--- Data records ---

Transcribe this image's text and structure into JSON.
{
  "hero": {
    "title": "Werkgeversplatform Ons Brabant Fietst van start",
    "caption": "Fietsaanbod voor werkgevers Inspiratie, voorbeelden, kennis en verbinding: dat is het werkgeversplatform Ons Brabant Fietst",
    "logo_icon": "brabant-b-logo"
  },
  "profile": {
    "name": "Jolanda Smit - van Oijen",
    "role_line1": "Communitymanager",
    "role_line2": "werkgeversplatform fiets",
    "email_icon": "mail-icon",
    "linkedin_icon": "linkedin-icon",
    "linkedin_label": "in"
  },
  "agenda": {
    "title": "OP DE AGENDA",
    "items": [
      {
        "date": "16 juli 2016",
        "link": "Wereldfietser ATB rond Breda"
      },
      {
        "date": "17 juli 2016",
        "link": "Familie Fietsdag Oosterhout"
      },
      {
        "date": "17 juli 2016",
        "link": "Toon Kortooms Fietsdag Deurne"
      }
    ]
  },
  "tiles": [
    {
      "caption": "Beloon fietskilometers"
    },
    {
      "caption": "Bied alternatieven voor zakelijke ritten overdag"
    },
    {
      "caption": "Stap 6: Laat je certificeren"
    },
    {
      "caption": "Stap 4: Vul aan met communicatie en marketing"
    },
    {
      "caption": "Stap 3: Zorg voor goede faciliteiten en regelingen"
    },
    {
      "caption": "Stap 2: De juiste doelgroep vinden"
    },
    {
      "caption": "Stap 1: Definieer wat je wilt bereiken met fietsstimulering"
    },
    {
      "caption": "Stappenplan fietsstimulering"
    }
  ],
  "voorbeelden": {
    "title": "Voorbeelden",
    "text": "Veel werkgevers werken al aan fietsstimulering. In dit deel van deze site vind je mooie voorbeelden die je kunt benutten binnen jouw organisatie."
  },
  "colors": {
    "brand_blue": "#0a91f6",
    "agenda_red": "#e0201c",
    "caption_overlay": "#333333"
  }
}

---

Requirement
Copy all lines in the listing above where the string "Fietsdag" appears.

Exercise result
        "link": "Familie Fietsdag Oosterhout"
        "link": "Toon Kortooms Fietsdag Deurne"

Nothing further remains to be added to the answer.